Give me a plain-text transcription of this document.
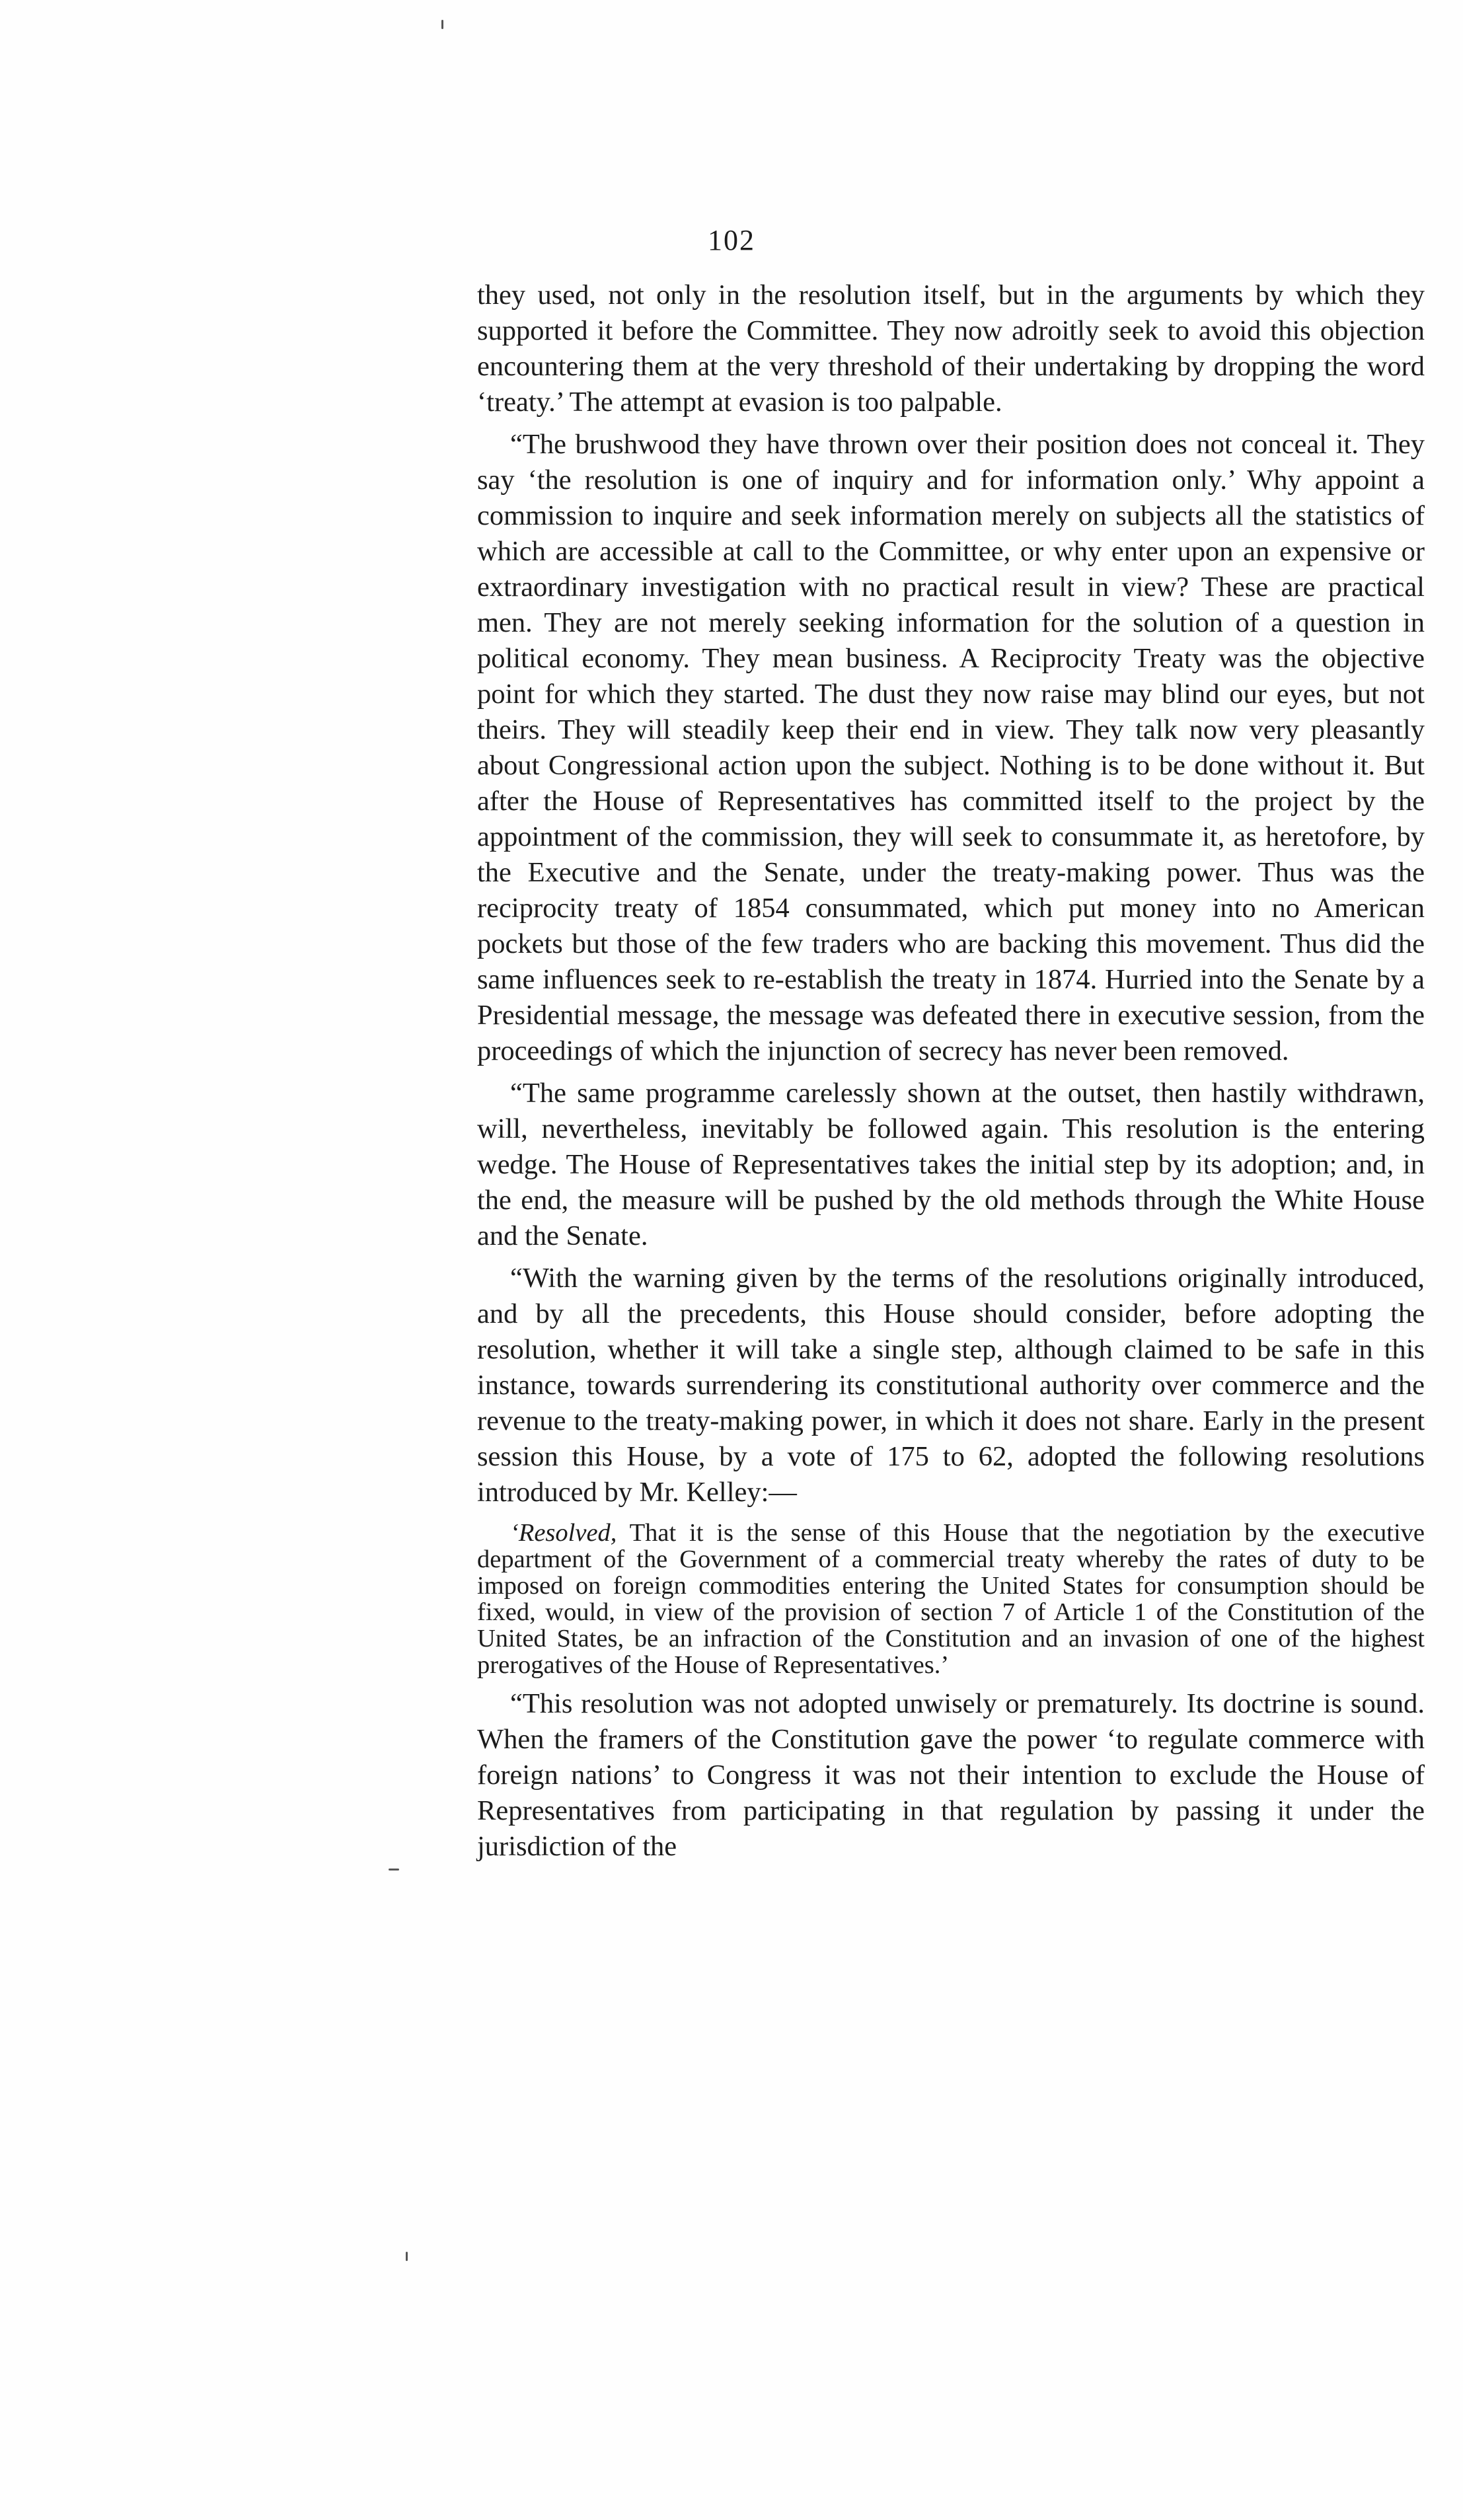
102

they used, not only in the resolution itself, but in the arguments by which they supported it before the Committee. They now adroitly seek to avoid this objection encountering them at the very threshold of their undertaking by dropping the word ‘treaty.’ The attempt at evasion is too palpable.

“The brushwood they have thrown over their position does not conceal it. They say ‘the resolution is one of inquiry and for information only.’ Why appoint a commission to inquire and seek information merely on subjects all the statistics of which are accessible at call to the Committee, or why enter upon an expensive or extraordinary investigation with no practical result in view? These are practical men. They are not merely seeking information for the solution of a question in political economy. They mean business. A Reciprocity Treaty was the objective point for which they started. The dust they now raise may blind our eyes, but not theirs. They will steadily keep their end in view. They talk now very pleasantly about Congressional action upon the subject. Nothing is to be done without it. But after the House of Representatives has committed itself to the project by the appointment of the commission, they will seek to consummate it, as heretofore, by the Executive and the Senate, under the treaty-making power. Thus was the reciprocity treaty of 1854 consummated, which put money into no American pockets but those of the few traders who are backing this movement. Thus did the same influences seek to re-establish the treaty in 1874. Hurried into the Senate by a Presidential message, the message was defeated there in executive session, from the proceedings of which the injunction of secrecy has never been removed.

“The same programme carelessly shown at the outset, then hastily withdrawn, will, nevertheless, inevitably be followed again. This resolution is the entering wedge. The House of Representatives takes the initial step by its adoption; and, in the end, the measure will be pushed by the old methods through the White House and the Senate.

“With the warning given by the terms of the resolutions originally introduced, and by all the precedents, this House should consider, before adopting the resolution, whether it will take a single step, although claimed to be safe in this instance, towards surrendering its constitutional authority over commerce and the revenue to the treaty-making power, in which it does not share. Early in the present session this House, by a vote of 175 to 62, adopted the following resolutions introduced by Mr. Kelley:—

‘Resolved, That it is the sense of this House that the negotiation by the executive department of the Government of a commercial treaty whereby the rates of duty to be imposed on foreign commodities entering the United States for consumption should be fixed, would, in view of the provision of section 7 of Article 1 of the Constitution of the United States, be an infraction of the Constitution and an invasion of one of the highest prerogatives of the House of Representatives.’

“This resolution was not adopted unwisely or prematurely. Its doctrine is sound. When the framers of the Constitution gave the power ‘to regulate commerce with foreign nations’ to Congress it was not their intention to exclude the House of Representatives from participating in that regulation by passing it under the jurisdiction of the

---

To be done -
Leave out the pictures and output every record above precisely as given.

Result of this exercise -
Give me a plain-text transcription of this document.
102

they used, not only in the resolution itself, but in the arguments by which they supported it before the Committee. They now adroitly seek to avoid this objection encountering them at the very threshold of their undertaking by dropping the word ‘treaty.’ The attempt at evasion is too palpable.

“The brushwood they have thrown over their position does not conceal it. They say ‘the resolution is one of inquiry and for information only.’ Why appoint a commission to inquire and seek information merely on subjects all the statistics of which are accessible at call to the Committee, or why enter upon an expensive or extraordinary investigation with no practical result in view? These are practical men. They are not merely seeking information for the solution of a question in political economy. They mean business. A Reciprocity Treaty was the objective point for which they started. The dust they now raise may blind our eyes, but not theirs. They will steadily keep their end in view. They talk now very pleasantly about Congressional action upon the subject. Nothing is to be done without it. But after the House of Representatives has committed itself to the project by the appointment of the commission, they will seek to consummate it, as heretofore, by the Executive and the Senate, under the treaty-making power. Thus was the reciprocity treaty of 1854 consummated, which put money into no American pockets but those of the few traders who are backing this movement. Thus did the same influences seek to re-establish the treaty in 1874. Hurried into the Senate by a Presidential message, the message was defeated there in executive session, from the proceedings of which the injunction of secrecy has never been removed.

“The same programme carelessly shown at the outset, then hastily withdrawn, will, nevertheless, inevitably be followed again. This resolution is the entering wedge. The House of Representatives takes the initial step by its adoption; and, in the end, the measure will be pushed by the old methods through the White House and the Senate.

“With the warning given by the terms of the resolutions originally introduced, and by all the precedents, this House should consider, before adopting the resolution, whether it will take a single step, although claimed to be safe in this instance, towards surrendering its constitutional authority over commerce and the revenue to the treaty-making power, in which it does not share. Early in the present session this House, by a vote of 175 to 62, adopted the following resolutions introduced by Mr. Kelley:—

‘Resolved, That it is the sense of this House that the negotiation by the executive department of the Government of a commercial treaty whereby the rates of duty to be imposed on foreign commodities entering the United States for consumption should be fixed, would, in view of the provision of section 7 of Article 1 of the Constitution of the United States, be an infraction of the Constitution and an invasion of one of the highest prerogatives of the House of Representatives.’

“This resolution was not adopted unwisely or prematurely. Its doctrine is sound. When the framers of the Constitution gave the power ‘to regulate commerce with foreign nations’ to Congress it was not their intention to exclude the House of Representatives from participating in that regulation by passing it under the jurisdiction of the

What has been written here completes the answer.